◆ Goal:
Your task is to transcribe all of the records exactly and leave out the pictures.

◆ Exercise inputs:
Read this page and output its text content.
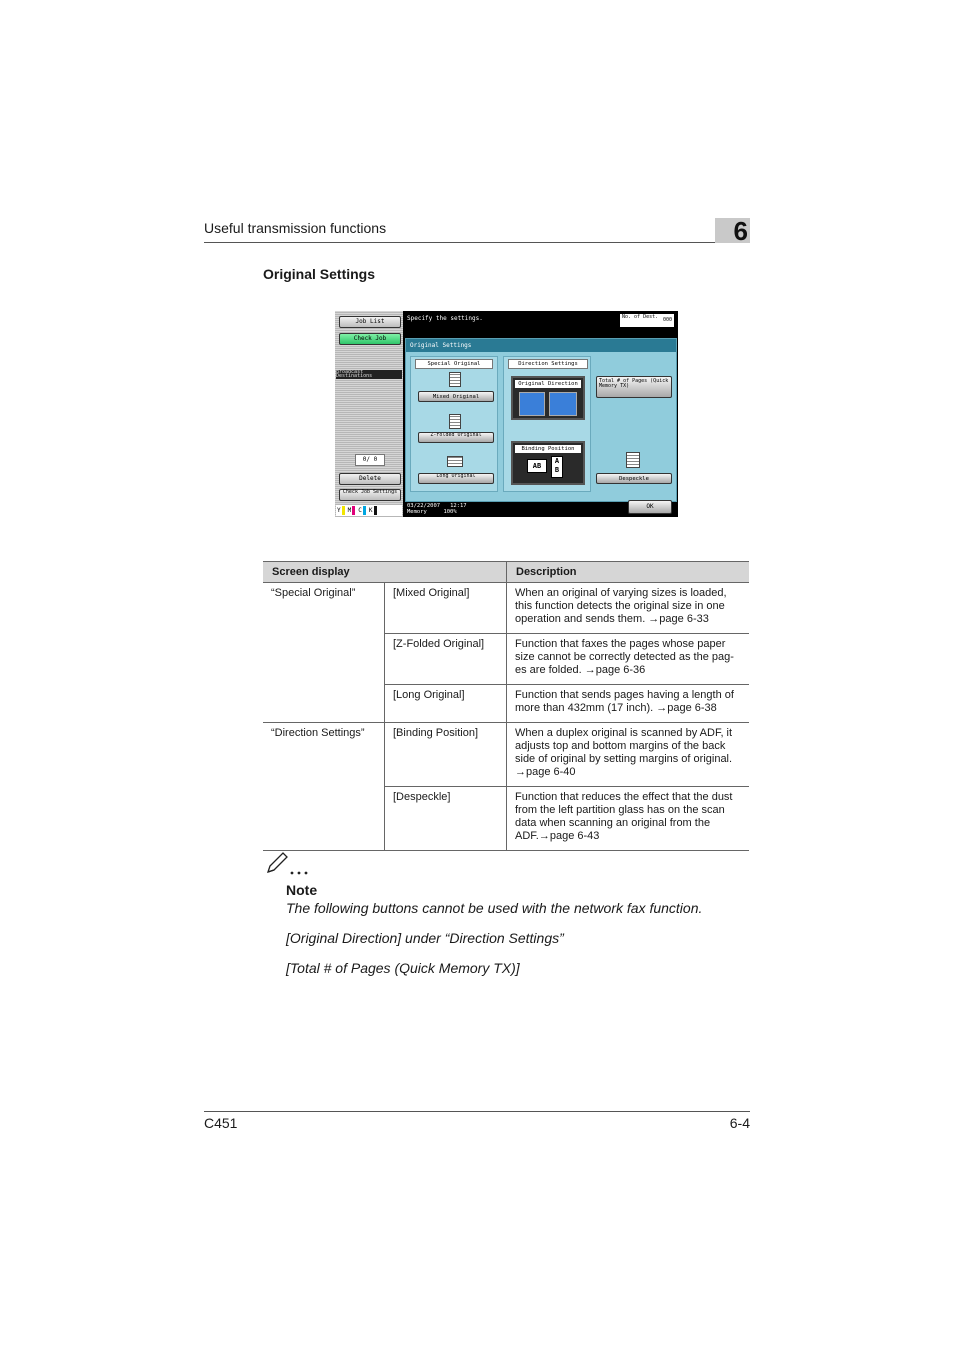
Useful transmission functions	6
Original Settings
Job List
Check Job
Broadcast Destinations
0/ 0
Delete
Check Job Settings
Y M C K
Specify the settings.	No. of Dest. 000
Original Settings
Special Original
Mixed Original
Z-Folded Original
Long Original
Direction Settings
Original Direction
Binding Position
AB
A B
Total # of Pages (Quick Memory TX)
Despeckle
03/22/2007 12:17
Memory	100%
OK
Screen display		Description
“Special Original”	[Mixed Original]	When an original of varying sizes is loaded, this function detects the original size in one operation and sends them. →page 6-33
	[Z-Folded Original]	Function that faxes the pages whose paper size cannot be correctly detected as the pag-es are folded. →page 6-36
	[Long Original]	Function that sends pages having a length of more than 432mm (17 inch). →page 6-38
“Direction Settings”	[Binding Position]	When a duplex original is scanned by ADF, it adjusts top and bottom margins of the back side of original by setting margins of original. →page 6-40
	[Despeckle]	Function that reduces the effect that the dust from the left partition glass has on the scan data when scanning an original from the ADF.→page 6-43
Note
The following buttons cannot be used with the network fax function.
[Original Direction] under “Direction Settings”
[Total # of Pages (Quick Memory TX)]
C451	6-4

◆ Output of the exercise:
Read this page and output its text content.
Useful transmission functions	6
Original Settings
Job List
Check Job
Broadcast Destinations
0/ 0
Delete
Check Job Settings
Y M C K
Specify the settings.	No. of Dest. 000
Original Settings
Special Original
Mixed Original
Z-Folded Original
Long Original
Direction Settings
Original Direction
Binding Position
AB
A B
Total # of Pages (Quick Memory TX)
Despeckle
03/22/2007 12:17
Memory	100%
OK
Screen display		Description
“Special Original”	[Mixed Original]	When an original of varying sizes is loaded, this function detects the original size in one operation and sends them. →page 6-33
	[Z-Folded Original]	Function that faxes the pages whose paper size cannot be correctly detected as the pag-es are folded. →page 6-36
	[Long Original]	Function that sends pages having a length of more than 432mm (17 inch). →page 6-38
“Direction Settings”	[Binding Position]	When a duplex original is scanned by ADF, it adjusts top and bottom margins of the back side of original by setting margins of original. →page 6-40
	[Despeckle]	Function that reduces the effect that the dust from the left partition glass has on the scan data when scanning an original from the ADF.→page 6-43
Note
The following buttons cannot be used with the network fax function.
[Original Direction] under “Direction Settings”
[Total # of Pages (Quick Memory TX)]
C451	6-4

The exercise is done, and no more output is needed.